• _DATASET RECORDS_

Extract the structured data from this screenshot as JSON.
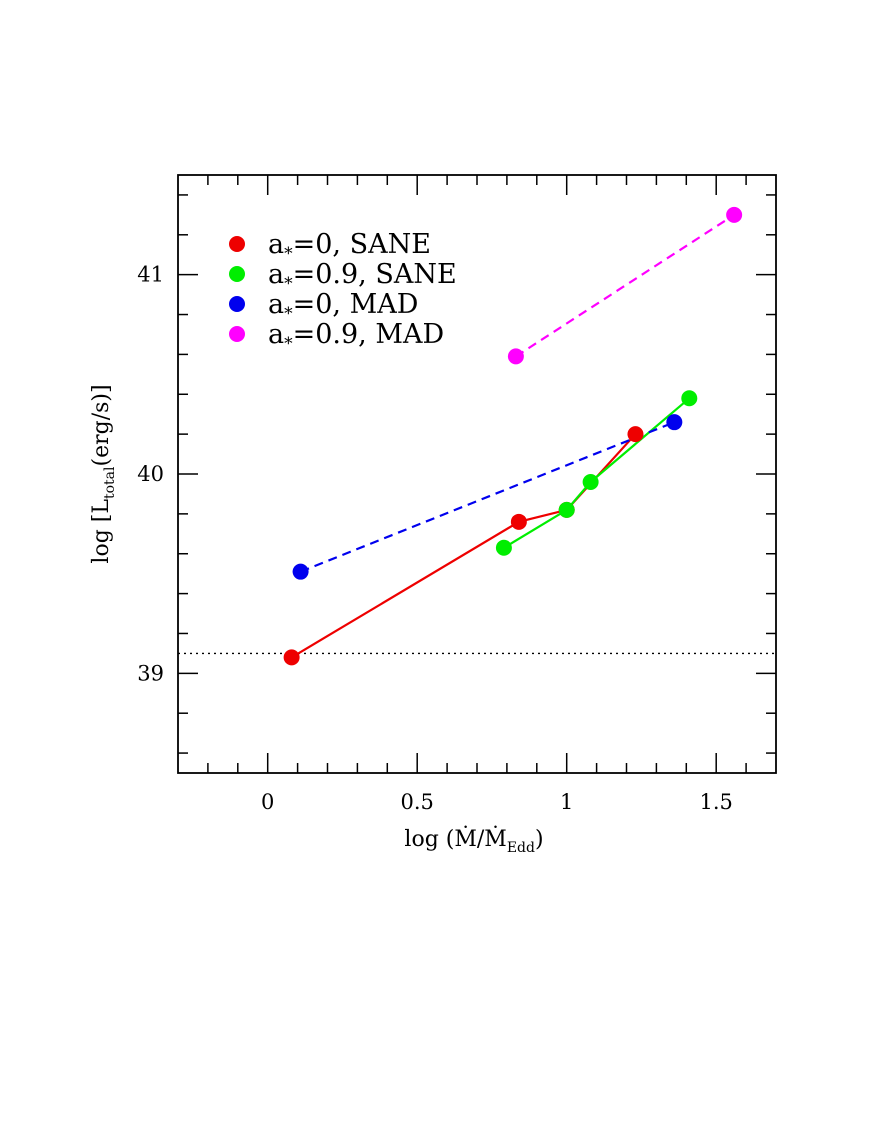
{
  "chart_data": {
    "type": "scatter",
    "title": "",
    "xlabel": "log (Ṁ/Ṁ_Edd)",
    "ylabel": "log [L_total(erg/s)]",
    "xlabel_parts": {
      "prefix": "log (",
      "main": "Ṁ/Ṁ",
      "sub": "Edd",
      "suffix": ")"
    },
    "ylabel_parts": {
      "prefix": "log [L",
      "sub": "total",
      "suffix": "(erg/s)]"
    },
    "xlim": [
      -0.3,
      1.7
    ],
    "ylim": [
      38.5,
      41.5
    ],
    "x_ticks": [
      {
        "value": 0,
        "label": "0"
      },
      {
        "value": 0.5,
        "label": "0.5"
      },
      {
        "value": 1,
        "label": "1"
      },
      {
        "value": 1.5,
        "label": "1.5"
      }
    ],
    "y_ticks": [
      {
        "value": 39,
        "label": "39"
      },
      {
        "value": 40,
        "label": "40"
      },
      {
        "value": 41,
        "label": "41"
      }
    ],
    "x_minor_step": 0.1,
    "y_minor_step": 0.2,
    "grid": false,
    "legend_position": "top-left",
    "reference_line": {
      "y": 39.1,
      "style": "dotted",
      "color": "#000000"
    },
    "series": [
      {
        "name": "a*=0, SANE",
        "legend": {
          "prefix": "a",
          "sub": "*",
          "suffix": "=0, SANE"
        },
        "color": "#ee0000",
        "line_style": "solid",
        "x": [
          0.08,
          0.84,
          1.0,
          1.23
        ],
        "y": [
          39.08,
          39.76,
          39.82,
          40.2
        ]
      },
      {
        "name": "a*=0.9, SANE",
        "legend": {
          "prefix": "a",
          "sub": "*",
          "suffix": "=0.9, SANE"
        },
        "color": "#00ee00",
        "line_style": "solid",
        "x": [
          0.79,
          1.0,
          1.08,
          1.41
        ],
        "y": [
          39.63,
          39.82,
          39.96,
          40.38
        ]
      },
      {
        "name": "a*=0, MAD",
        "legend": {
          "prefix": "a",
          "sub": "*",
          "suffix": "=0, MAD"
        },
        "color": "#0000ee",
        "line_style": "dashed",
        "x": [
          0.11,
          1.36
        ],
        "y": [
          39.51,
          40.26
        ]
      },
      {
        "name": "a*=0.9, MAD",
        "legend": {
          "prefix": "a",
          "sub": "*",
          "suffix": "=0.9, MAD"
        },
        "color": "#ff00ff",
        "line_style": "dashed",
        "x": [
          0.83,
          1.56
        ],
        "y": [
          40.59,
          41.3
        ]
      }
    ]
  }
}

• _DIRECTION_
Each line in the data that holds the string "name" should be found and copied.

• _WRITTEN RESPONSE_
        "name": "a*=0, SANE",
        "name": "a*=0.9, SANE",
        "name": "a*=0, MAD",
        "name": "a*=0.9, MAD",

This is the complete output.